● **Data listing**
┌────────
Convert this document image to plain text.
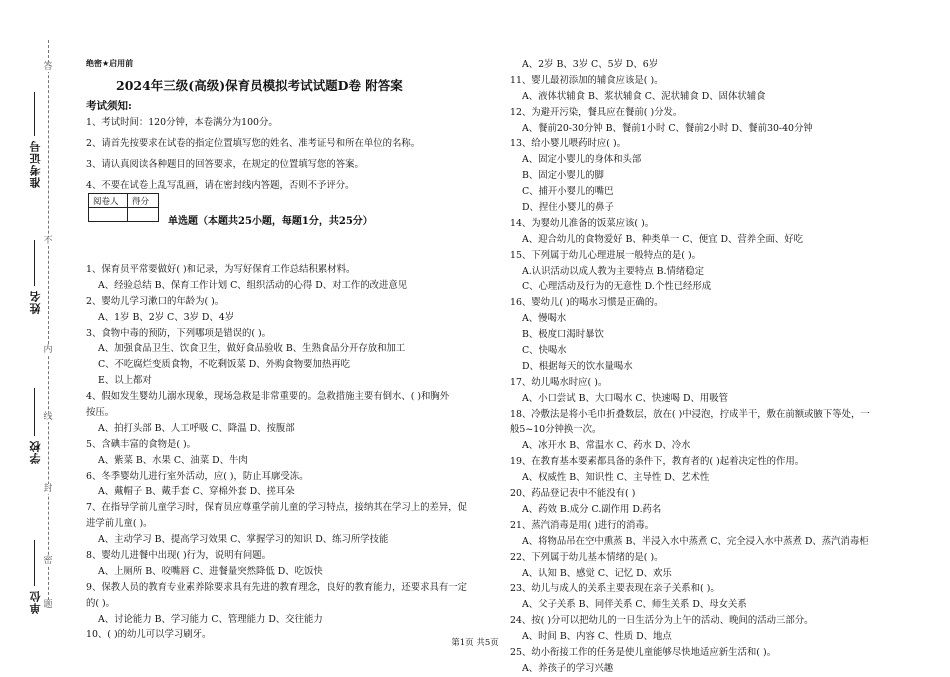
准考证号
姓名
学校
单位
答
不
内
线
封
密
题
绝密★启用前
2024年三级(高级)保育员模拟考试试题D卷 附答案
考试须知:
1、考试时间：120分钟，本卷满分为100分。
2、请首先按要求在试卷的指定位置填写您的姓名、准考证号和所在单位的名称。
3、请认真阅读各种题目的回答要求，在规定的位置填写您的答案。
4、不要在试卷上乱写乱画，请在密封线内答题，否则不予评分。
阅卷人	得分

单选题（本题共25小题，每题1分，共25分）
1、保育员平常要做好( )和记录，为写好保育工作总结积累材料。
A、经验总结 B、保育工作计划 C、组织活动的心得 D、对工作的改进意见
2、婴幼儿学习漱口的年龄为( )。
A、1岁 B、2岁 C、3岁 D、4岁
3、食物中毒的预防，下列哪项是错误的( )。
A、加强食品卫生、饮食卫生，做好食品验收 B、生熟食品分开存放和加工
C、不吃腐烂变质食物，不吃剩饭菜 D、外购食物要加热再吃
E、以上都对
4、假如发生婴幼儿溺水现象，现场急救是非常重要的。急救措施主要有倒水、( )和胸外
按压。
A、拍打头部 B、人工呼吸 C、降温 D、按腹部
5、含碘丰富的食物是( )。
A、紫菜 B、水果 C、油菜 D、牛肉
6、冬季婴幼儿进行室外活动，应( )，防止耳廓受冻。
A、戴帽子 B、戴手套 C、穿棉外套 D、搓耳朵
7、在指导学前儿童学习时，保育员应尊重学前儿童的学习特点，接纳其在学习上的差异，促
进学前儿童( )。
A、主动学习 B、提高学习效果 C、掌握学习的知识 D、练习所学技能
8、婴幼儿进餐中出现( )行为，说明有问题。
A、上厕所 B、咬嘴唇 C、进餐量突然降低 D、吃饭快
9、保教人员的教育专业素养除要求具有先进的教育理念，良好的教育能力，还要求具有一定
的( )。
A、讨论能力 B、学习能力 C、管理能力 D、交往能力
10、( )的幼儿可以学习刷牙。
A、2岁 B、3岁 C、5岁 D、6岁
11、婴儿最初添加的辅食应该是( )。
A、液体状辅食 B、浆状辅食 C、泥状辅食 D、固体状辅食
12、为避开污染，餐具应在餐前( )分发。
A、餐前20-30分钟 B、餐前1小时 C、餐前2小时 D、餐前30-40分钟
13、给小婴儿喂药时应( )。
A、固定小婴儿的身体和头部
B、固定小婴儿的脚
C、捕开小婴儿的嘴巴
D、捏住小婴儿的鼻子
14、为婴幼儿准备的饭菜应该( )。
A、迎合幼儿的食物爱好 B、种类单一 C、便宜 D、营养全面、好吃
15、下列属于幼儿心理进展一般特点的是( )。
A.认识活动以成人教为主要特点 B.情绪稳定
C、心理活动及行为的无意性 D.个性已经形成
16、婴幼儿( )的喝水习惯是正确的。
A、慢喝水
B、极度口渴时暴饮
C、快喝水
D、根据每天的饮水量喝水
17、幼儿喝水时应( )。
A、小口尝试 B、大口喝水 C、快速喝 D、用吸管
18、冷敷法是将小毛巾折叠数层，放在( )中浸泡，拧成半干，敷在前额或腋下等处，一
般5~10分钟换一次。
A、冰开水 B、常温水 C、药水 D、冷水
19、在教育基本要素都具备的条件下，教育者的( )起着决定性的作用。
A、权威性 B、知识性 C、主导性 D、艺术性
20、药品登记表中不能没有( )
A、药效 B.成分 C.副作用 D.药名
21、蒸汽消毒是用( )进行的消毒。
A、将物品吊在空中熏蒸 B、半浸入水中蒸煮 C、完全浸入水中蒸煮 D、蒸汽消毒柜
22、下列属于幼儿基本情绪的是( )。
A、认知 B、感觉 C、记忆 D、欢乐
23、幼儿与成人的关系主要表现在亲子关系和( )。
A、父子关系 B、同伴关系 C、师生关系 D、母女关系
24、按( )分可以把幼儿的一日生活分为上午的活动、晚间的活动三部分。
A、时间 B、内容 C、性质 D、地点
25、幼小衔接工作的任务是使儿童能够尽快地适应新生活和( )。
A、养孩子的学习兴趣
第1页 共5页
└────────
┌────────
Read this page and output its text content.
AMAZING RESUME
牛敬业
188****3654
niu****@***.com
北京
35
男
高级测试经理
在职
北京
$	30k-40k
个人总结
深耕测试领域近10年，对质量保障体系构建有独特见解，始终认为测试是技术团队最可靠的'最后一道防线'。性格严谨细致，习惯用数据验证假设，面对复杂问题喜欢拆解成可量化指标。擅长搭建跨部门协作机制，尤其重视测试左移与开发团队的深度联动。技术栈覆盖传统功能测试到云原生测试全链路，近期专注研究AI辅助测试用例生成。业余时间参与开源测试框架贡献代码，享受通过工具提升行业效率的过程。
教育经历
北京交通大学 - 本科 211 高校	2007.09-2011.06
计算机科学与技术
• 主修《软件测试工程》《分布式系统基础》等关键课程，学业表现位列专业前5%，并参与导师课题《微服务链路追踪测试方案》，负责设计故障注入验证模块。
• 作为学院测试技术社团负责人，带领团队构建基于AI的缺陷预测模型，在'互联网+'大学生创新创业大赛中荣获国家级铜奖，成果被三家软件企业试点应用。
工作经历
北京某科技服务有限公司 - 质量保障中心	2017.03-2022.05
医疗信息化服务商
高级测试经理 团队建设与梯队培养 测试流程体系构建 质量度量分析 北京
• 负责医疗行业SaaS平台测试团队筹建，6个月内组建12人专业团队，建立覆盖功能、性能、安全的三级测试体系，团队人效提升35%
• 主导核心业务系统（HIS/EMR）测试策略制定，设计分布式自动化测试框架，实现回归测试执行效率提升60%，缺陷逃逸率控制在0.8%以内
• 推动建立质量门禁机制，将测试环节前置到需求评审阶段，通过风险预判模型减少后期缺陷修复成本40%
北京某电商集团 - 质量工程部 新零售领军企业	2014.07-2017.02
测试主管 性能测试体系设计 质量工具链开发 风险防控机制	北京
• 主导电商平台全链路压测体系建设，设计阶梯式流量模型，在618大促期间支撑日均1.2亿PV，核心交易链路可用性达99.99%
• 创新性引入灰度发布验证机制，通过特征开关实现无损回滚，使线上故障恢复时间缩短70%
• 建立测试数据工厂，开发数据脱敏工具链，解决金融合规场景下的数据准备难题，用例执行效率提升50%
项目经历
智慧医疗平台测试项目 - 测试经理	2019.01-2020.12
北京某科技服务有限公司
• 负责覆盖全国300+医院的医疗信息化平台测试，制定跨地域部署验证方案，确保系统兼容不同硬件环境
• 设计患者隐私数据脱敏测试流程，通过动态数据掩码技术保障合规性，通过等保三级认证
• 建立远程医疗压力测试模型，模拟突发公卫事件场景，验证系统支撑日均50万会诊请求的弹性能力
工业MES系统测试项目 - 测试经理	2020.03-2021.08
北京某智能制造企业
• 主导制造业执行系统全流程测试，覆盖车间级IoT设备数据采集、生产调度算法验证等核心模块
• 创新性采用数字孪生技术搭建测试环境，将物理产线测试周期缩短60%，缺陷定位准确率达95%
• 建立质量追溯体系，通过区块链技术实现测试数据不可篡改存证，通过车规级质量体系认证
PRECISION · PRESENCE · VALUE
└────────
Extract every line containing the string "北京某科技服务有限公司" from the data above.

● **Response to this task**
北京某科技服务有限公司 - 质量保障中心	2017.03-2022.05
北京某科技服务有限公司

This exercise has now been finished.